#### INPUT DATA
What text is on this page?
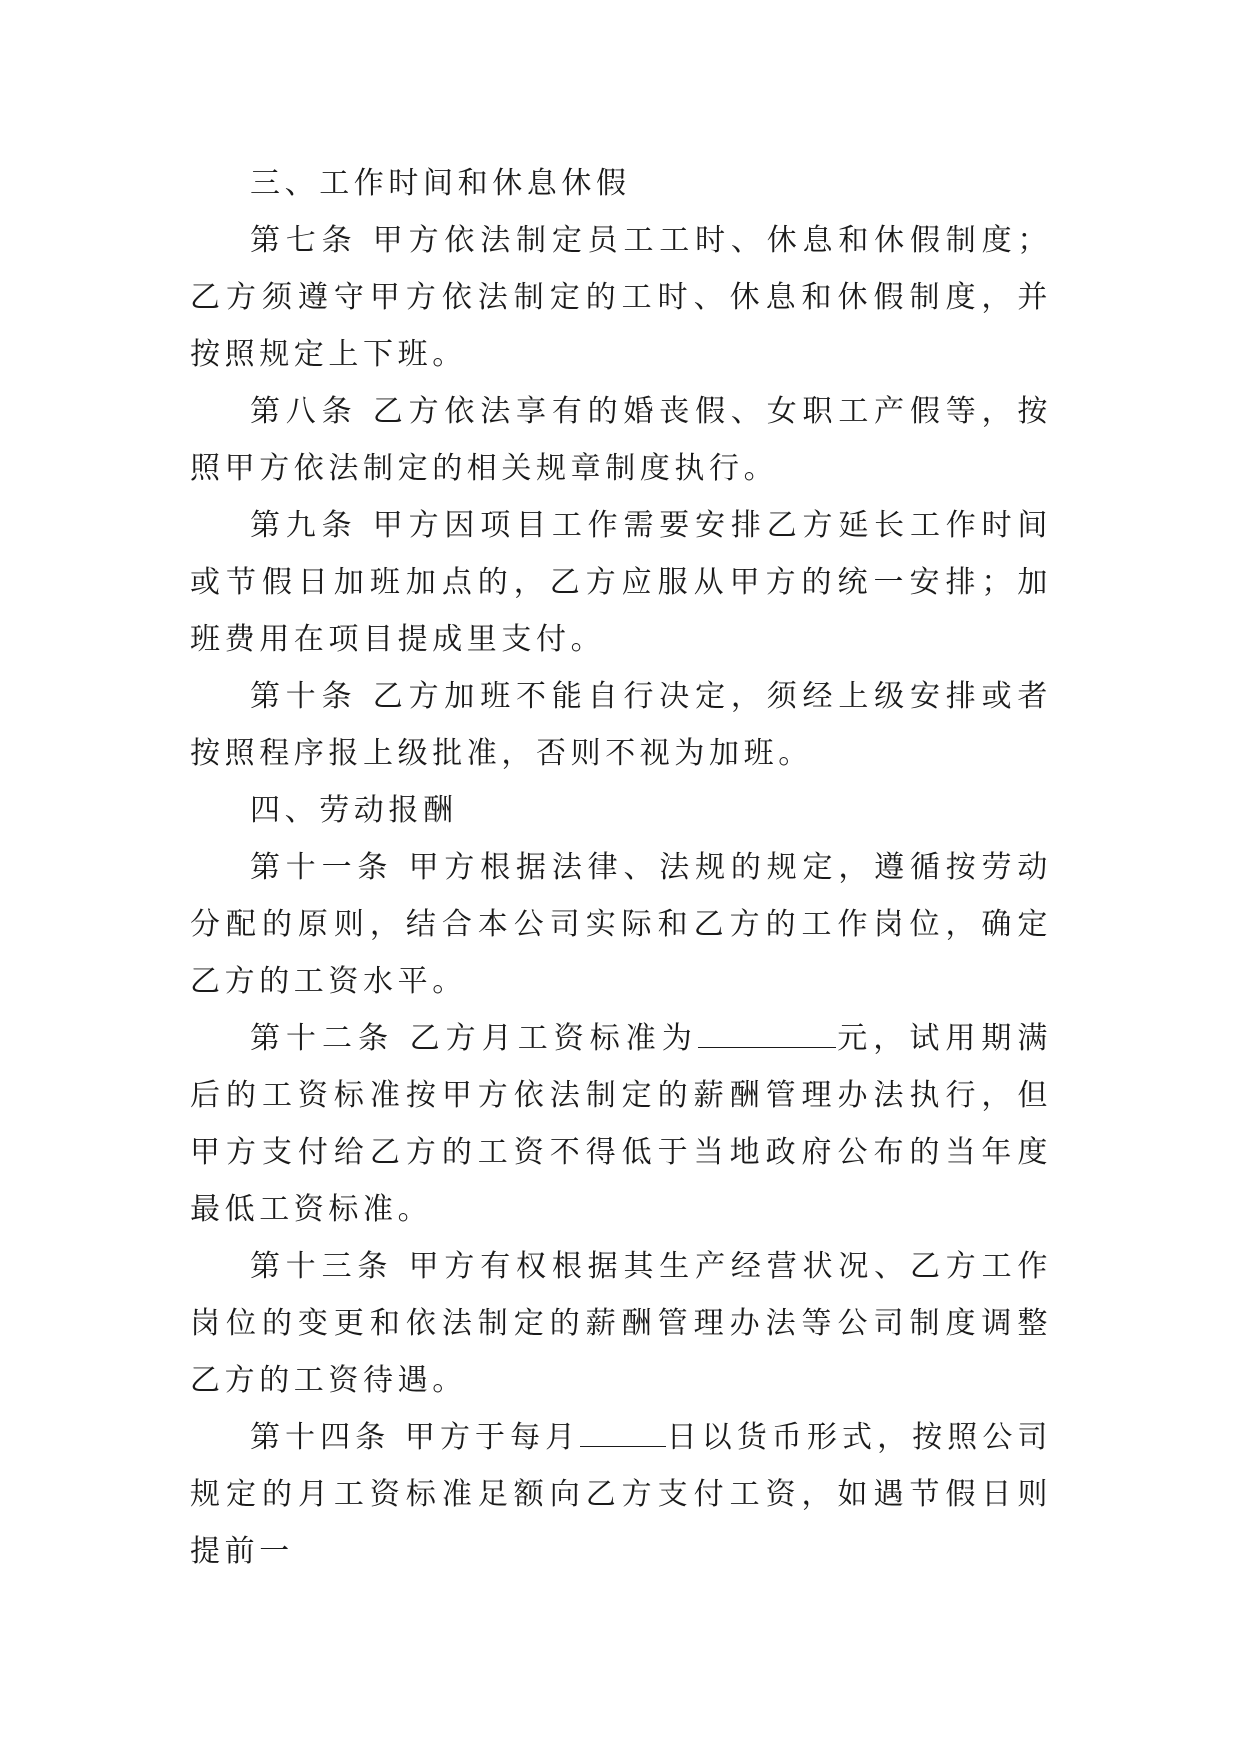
三、工作时间和休息休假

第七条 甲方依法制定员工工时、休息和休假制度；乙方须遵守甲方依法制定的工时、休息和休假制度，并按照规定上下班。

第八条 乙方依法享有的婚丧假、女职工产假等，按照甲方依法制定的相关规章制度执行。

第九条 甲方因项目工作需要安排乙方延长工作时间或节假日加班加点的，乙方应服从甲方的统一安排；加班费用在项目提成里支付。

第十条 乙方加班不能自行决定，须经上级安排或者按照程序报上级批准，否则不视为加班。

四、劳动报酬

第十一条 甲方根据法律、法规的规定，遵循按劳动分配的原则，结合本公司实际和乙方的工作岗位，确定乙方的工资水平。

第十二条 乙方月工资标准为	元，试用期满后的工资标准按甲方依法制定的薪酬管理办法执行，但甲方支付给乙方的工资不得低于当地政府公布的当年度最低工资标准。

第十三条 甲方有权根据其生产经营状况、乙方工作岗位的变更和依法制定的薪酬管理办法等公司制度调整乙方的工资待遇。

第十四条 甲方于每月	日以货币形式，按照公司规定的月工资标准足额向乙方支付工资，如遇节假日则提前一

#### YOUR INSTRUCTIONS
Pictures don't belong in the copy. Restate all the entries exactly.

#### REPLY TO THE EXERCISE
What text is on this page?
三、工作时间和休息休假

第七条 甲方依法制定员工工时、休息和休假制度；乙方须遵守甲方依法制定的工时、休息和休假制度，并按照规定上下班。

第八条 乙方依法享有的婚丧假、女职工产假等，按照甲方依法制定的相关规章制度执行。

第九条 甲方因项目工作需要安排乙方延长工作时间或节假日加班加点的，乙方应服从甲方的统一安排；加班费用在项目提成里支付。

第十条 乙方加班不能自行决定，须经上级安排或者按照程序报上级批准，否则不视为加班。

四、劳动报酬

第十一条 甲方根据法律、法规的规定，遵循按劳动分配的原则，结合本公司实际和乙方的工作岗位，确定乙方的工资水平。

第十二条 乙方月工资标准为	元，试用期满后的工资标准按甲方依法制定的薪酬管理办法执行，但甲方支付给乙方的工资不得低于当地政府公布的当年度最低工资标准。

第十三条 甲方有权根据其生产经营状况、乙方工作岗位的变更和依法制定的薪酬管理办法等公司制度调整乙方的工资待遇。

第十四条 甲方于每月	日以货币形式，按照公司规定的月工资标准足额向乙方支付工资，如遇节假日则提前一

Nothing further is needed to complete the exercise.